Document excerpt:
Update settings for a given connection. The required parameters depend on the IMAP provider used.

DELETE

Delete a connection and all underlying user data.


/api/v1/connections/:IMAP_PROVIDER_CODE/users

GET

Get a list of users for the specified IMAP Provider.

POST

Create a new user.


/api/v1/connections/:IMAP_PROVIDER_CODE/users/:TAG

GET

Get information about the given user, including:

PUT

Update a user. The required parameters depend on the IMAP provider used.

DELETE

Archive a user. The user can be restored in the web interface, or by updating the user (ie: a PUT request.

Operations

Process Types

SuperIMAP consists of 3 different processes, all written in Ruby / Rails:

Environment Variables

Scaling

To scale SuperIMAP, you will mainly want to increase the number of IMAP Client processes. The IMAP Client processes automatically publish a heartbeat every 10 seconds. Other instances look for this heartbeat and re-calculate which neighboring processes are alive based on any processes that have published a heartbeat within the last 30 seconds.

The IMAP Client processes re-balance users every 10 seconds. If no new instances have entered or left the pool, then re-balancing will have no effect.

If a new IMAP Client instance is started, then a small number of users will be taken from each running instance and handed to the new instance. If one of the IMAP Client instances is stopped it is removed from the pool, then it's users will be evenly distributed to the remaining instances (assuming they are still below the MAX_USER_THREADS threshold.)

There is no "master" process that decides which IMAP Client process should handle a given user. SuperIMAP uses a Rendezvous Hash to allow IMAP Client instances to agree on how to evenly assign users without any central coordination. The algorithm assumes that all SuperIMAP instances have roughly the same number of resources.

Monitoring

SuperIMAP publishes some useful monitoring information in the logs. This includes:

These metrics are published in a format that can be consumed by the Librato Add-On in Heroku. See https://devcenter.heroku.com/articles/librato#custom-log-based-metrics for more information.

Apart from keeping an eye on these metrics, SuperIMAP should need no other regular metrics.

You may also want to keep an eye out for any failing Delayed Job tasks. You can view these from the Admin site.

Tracer Emails

SuperIMAP has the ability to give you useful monitoring information through "tracer emails". The system will send a specially formatted email to an account, wait for the incoming email, and log the results. The logs can be accessed through the "Tracer Logs" tab.

To enable Tracer Emails, navigate to a user and check the "Enable Tracer" checkbox. It is recommended that you create a few dummy email addresses to use for tracer emails.

Excerpted data:
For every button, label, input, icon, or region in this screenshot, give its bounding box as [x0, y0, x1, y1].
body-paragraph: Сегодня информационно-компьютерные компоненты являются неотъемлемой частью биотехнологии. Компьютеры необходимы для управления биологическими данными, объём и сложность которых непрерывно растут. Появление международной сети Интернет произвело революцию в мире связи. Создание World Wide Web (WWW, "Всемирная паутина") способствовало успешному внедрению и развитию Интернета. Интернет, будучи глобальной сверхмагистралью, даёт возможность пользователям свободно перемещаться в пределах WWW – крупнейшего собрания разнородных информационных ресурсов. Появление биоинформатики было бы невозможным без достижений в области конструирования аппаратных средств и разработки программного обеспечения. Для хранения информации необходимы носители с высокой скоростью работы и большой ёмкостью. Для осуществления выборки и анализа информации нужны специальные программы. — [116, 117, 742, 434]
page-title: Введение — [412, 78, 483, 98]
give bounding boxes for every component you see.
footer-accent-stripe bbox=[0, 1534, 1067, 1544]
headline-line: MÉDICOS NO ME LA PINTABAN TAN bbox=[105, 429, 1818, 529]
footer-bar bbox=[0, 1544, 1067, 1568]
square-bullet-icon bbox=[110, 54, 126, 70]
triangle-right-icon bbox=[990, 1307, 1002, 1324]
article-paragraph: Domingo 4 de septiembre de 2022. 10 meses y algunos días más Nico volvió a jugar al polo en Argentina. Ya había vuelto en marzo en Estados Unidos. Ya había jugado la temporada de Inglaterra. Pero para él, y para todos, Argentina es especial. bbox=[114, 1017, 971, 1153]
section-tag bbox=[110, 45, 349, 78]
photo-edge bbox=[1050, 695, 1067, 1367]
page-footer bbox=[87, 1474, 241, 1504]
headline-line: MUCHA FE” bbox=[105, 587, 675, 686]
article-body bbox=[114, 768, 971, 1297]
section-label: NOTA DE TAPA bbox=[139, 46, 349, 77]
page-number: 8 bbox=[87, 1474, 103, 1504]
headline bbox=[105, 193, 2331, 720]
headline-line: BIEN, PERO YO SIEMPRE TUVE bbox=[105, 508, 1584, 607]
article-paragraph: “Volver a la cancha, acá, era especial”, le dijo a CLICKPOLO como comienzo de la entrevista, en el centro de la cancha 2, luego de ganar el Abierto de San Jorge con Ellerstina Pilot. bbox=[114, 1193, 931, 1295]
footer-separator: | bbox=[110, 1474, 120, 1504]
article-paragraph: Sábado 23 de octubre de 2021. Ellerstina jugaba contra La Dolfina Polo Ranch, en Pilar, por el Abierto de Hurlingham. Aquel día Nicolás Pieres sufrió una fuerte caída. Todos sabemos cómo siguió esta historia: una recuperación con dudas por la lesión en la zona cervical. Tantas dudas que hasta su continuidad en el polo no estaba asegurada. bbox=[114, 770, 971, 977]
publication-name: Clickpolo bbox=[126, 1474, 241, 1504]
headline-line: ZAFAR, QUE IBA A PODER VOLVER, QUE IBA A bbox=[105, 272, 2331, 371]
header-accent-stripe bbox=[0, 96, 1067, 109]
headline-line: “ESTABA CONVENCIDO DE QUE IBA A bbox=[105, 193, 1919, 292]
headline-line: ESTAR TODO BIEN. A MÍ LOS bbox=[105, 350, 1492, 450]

What is asked:
a) Under the path "/api/v1/connections/:IMAP_PROVIDER_CODE/users/:TAG" in the SuperIMAP documentation excerpt, which HTTP methods are listed, and what does each one do?
b) Pick up the SuperIMAP documentation excerpt after its last sentence and write the next part.

Expected responses:
a)
- GET: gets information about the given user.
- PUT: updates a user. The required parameters depend on the IMAP provider used.
- DELETE: archives a user. The user can be restored in the web interface or by updating the user with a PUT request.

b)
By default, a cluster of three tracers are sent every ten minutes from each imap_client instance to a random tracer-enabled user managed by that instance.

Keep in mind that this could generate a lot of email. Three emails every ten minutes works out to ~430 emails per day.

Performance

SuperIMAP's architecture makes judicious use of system resources:

All connections to the IMAP server are managed by separate "user threads", but these threads sit dormant most of the time. When anything interesting happens that requires real work, the operation is queued and handled by a worker in a worker pool. The size of the worker pool is controlled by the NUM_WORKER_THREADS environment variable. Only worker pools threads, and a small number of other system threads, require a database connection.

In terms of tradeoffs, this architecture chooses to slightly degrade an individual user's response time in favor of making sure that the system will not get overloaded when things get rough. When things get busy, the work simply builds up in the queue. The size of the worker queue, and the queue latency, becomes a rough measure of system health.

Typically, a SuperIMAP box is resource-limited by the number of user processes that can be started. SuperIMAP requires 2 user processes for each user's IMAP connection. On Heroku, the number of user processes are limited at 256 for a 1X box, 512 for a 2X box, and 32,767 for a PX box. You can set this at home using ulimit -u. Divide this in half to get the maximum number of users that the SuperIMAP process can manage.

FiveStreet.com uses SuperIMAP to manages thousands of users and process over 1M incoming emails per week (as of January 2015). We currently run this load on a single Heroku PX dyno, with plenty of headroom. Our SuperIMAP instance serving thousands of users requires just 10 database connections, uses about 3GB of RAM, and has a 0.50 load average. The work queue usually sits near 0, with a latency of < 0.5 seconds.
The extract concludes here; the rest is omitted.